- [Exercise]: List each line of the data that holds the string "Percentile".

════════

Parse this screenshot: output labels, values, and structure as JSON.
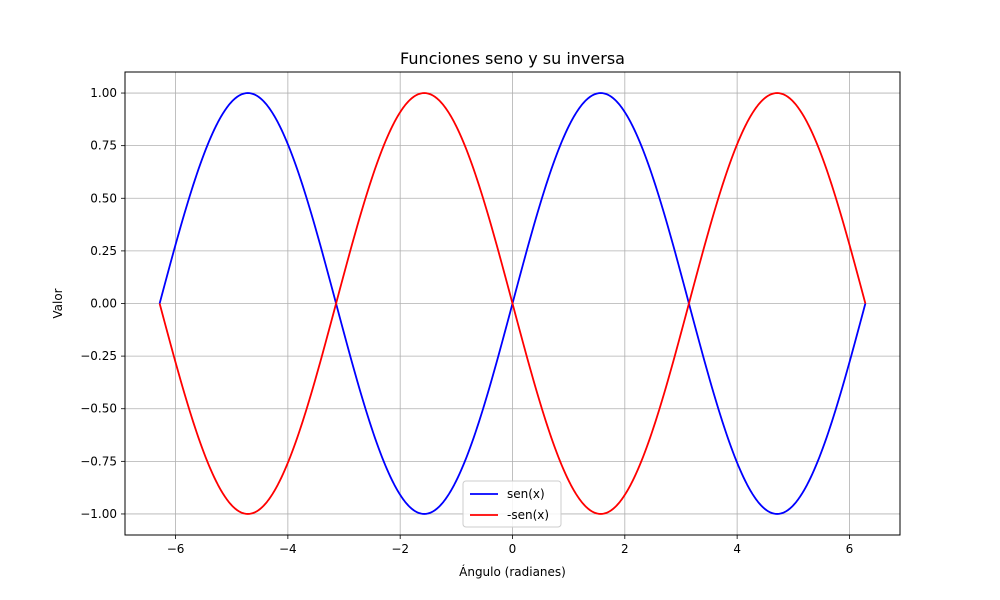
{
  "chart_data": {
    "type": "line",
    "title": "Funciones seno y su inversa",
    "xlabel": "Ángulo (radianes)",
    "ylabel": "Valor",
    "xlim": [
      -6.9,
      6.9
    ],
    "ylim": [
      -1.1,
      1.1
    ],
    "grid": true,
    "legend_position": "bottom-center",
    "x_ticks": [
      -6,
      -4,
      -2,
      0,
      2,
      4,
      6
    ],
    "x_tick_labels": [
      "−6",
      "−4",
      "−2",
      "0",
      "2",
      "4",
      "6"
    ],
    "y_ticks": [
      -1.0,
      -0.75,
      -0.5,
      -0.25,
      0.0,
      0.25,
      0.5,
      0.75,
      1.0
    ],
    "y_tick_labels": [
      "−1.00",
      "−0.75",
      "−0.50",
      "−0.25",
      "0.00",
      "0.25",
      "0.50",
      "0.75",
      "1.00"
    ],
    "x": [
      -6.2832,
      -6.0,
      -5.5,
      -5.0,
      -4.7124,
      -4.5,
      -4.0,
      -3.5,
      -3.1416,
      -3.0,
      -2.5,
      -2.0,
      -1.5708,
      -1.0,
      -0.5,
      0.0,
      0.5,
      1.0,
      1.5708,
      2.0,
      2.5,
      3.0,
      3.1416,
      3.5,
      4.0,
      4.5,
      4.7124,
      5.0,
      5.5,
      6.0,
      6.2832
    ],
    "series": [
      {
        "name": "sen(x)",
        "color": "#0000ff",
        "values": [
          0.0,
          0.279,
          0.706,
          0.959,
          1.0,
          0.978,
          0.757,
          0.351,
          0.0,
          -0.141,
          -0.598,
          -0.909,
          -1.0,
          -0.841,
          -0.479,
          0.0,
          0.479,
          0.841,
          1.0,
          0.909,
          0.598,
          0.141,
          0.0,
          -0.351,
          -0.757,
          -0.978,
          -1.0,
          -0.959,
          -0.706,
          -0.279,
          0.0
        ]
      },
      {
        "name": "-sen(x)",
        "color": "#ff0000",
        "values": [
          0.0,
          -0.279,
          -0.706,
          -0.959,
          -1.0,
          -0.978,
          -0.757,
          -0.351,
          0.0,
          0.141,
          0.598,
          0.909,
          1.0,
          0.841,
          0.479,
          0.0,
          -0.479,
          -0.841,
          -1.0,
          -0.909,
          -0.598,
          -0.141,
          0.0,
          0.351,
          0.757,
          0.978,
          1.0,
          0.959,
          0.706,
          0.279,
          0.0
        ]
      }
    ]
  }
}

════════

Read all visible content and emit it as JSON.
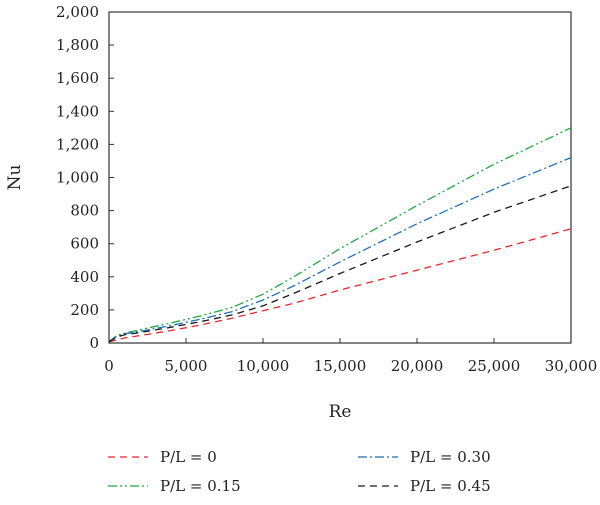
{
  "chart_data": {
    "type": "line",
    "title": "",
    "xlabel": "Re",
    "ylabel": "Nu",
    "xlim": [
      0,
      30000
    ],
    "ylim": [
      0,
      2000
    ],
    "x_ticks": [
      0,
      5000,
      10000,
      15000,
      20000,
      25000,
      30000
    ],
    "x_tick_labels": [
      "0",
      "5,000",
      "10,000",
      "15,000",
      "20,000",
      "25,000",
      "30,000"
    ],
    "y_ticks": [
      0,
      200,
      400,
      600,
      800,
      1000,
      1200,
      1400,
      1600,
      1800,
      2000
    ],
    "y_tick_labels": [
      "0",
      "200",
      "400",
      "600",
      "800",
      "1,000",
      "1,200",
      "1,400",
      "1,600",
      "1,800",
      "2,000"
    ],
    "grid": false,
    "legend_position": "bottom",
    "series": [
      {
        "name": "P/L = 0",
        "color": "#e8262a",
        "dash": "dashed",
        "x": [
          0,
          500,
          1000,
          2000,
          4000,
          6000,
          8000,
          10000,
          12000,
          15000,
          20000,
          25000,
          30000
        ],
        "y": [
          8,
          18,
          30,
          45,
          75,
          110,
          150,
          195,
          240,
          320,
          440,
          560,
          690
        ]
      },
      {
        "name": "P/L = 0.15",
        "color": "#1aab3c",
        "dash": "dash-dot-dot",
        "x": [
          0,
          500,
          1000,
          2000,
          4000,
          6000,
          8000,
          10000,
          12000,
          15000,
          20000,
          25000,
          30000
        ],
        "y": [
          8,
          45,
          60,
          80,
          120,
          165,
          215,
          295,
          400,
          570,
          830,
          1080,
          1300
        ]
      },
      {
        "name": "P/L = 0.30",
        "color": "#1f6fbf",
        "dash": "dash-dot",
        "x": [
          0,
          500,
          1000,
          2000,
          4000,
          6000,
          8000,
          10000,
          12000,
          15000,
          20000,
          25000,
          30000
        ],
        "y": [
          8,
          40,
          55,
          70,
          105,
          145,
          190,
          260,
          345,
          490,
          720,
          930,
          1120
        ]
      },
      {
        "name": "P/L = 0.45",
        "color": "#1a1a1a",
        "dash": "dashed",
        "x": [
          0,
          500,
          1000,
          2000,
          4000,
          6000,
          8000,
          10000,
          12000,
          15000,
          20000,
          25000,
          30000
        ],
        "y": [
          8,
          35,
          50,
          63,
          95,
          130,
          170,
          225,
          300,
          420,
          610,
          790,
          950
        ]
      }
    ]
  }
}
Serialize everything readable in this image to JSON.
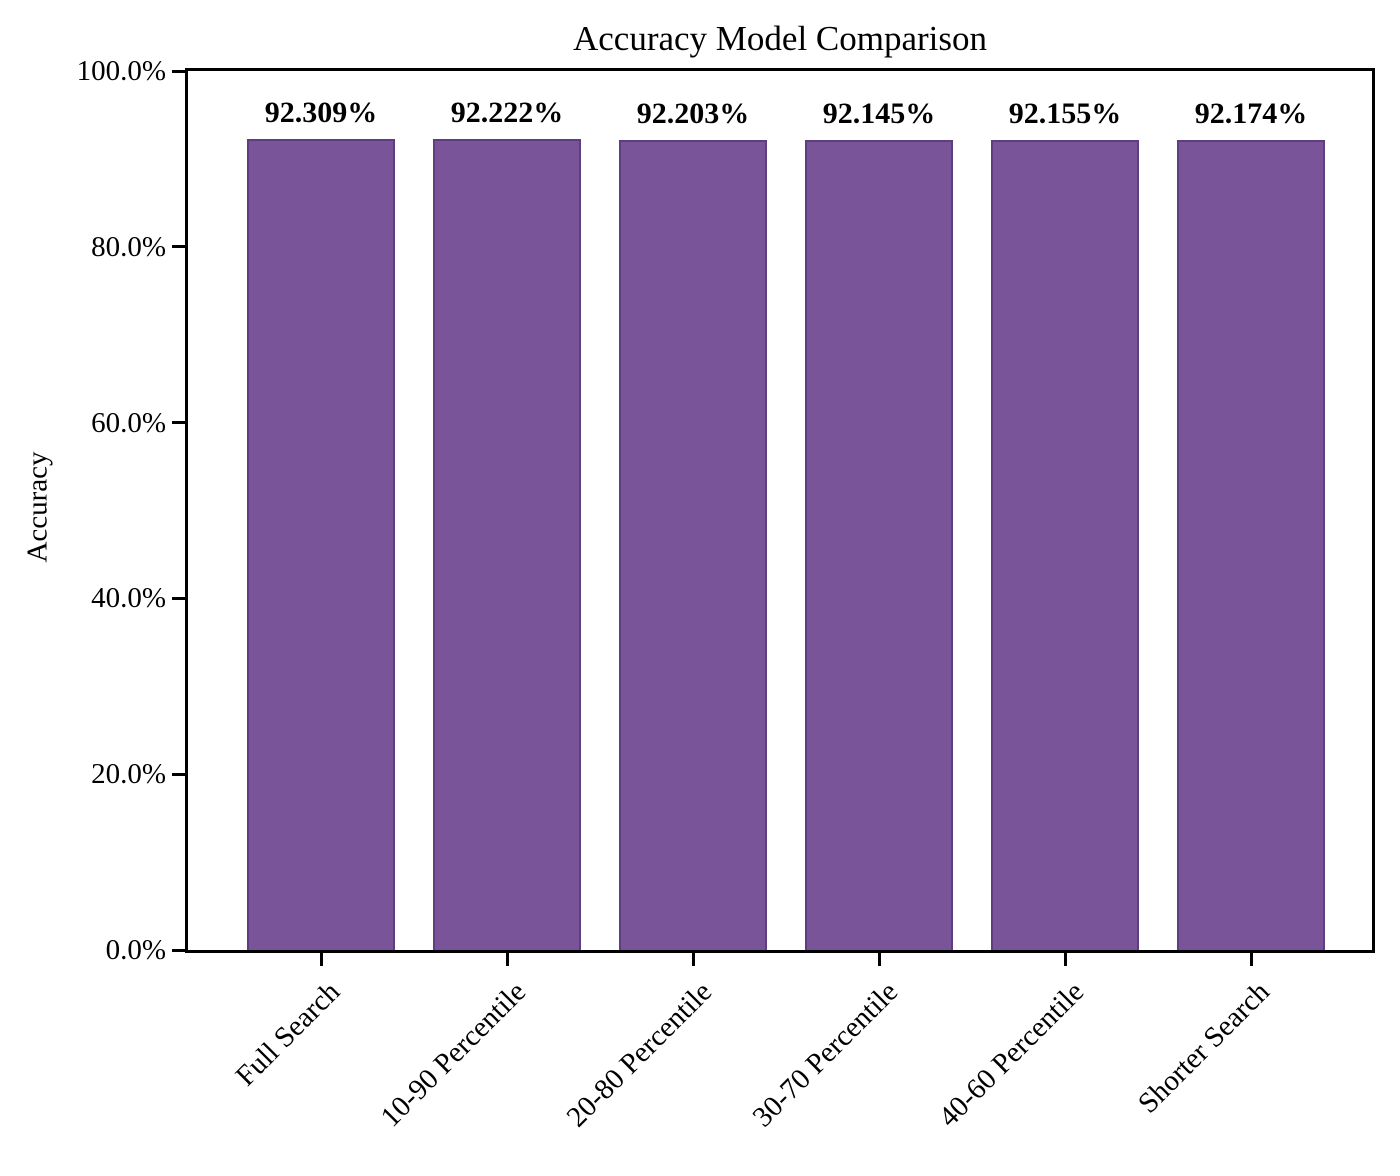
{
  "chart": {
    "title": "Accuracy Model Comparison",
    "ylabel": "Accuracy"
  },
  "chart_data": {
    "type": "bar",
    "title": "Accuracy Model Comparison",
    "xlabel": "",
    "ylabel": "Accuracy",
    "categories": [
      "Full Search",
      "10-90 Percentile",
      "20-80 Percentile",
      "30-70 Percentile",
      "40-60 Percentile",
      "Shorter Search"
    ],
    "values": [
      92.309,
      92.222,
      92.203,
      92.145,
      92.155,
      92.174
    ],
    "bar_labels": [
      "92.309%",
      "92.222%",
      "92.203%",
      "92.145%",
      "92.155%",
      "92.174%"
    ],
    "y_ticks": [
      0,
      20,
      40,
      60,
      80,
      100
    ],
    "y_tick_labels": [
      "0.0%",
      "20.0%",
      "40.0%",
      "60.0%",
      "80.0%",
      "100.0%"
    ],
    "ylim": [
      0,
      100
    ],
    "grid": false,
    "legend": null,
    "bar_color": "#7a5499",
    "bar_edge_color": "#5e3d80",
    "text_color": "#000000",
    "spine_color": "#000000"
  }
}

════════

- [Solution to this task]:
      "10-90 Percentile",
      "20-80 Percentile",
      "30-70 Percentile",
      "40-60 Percentile",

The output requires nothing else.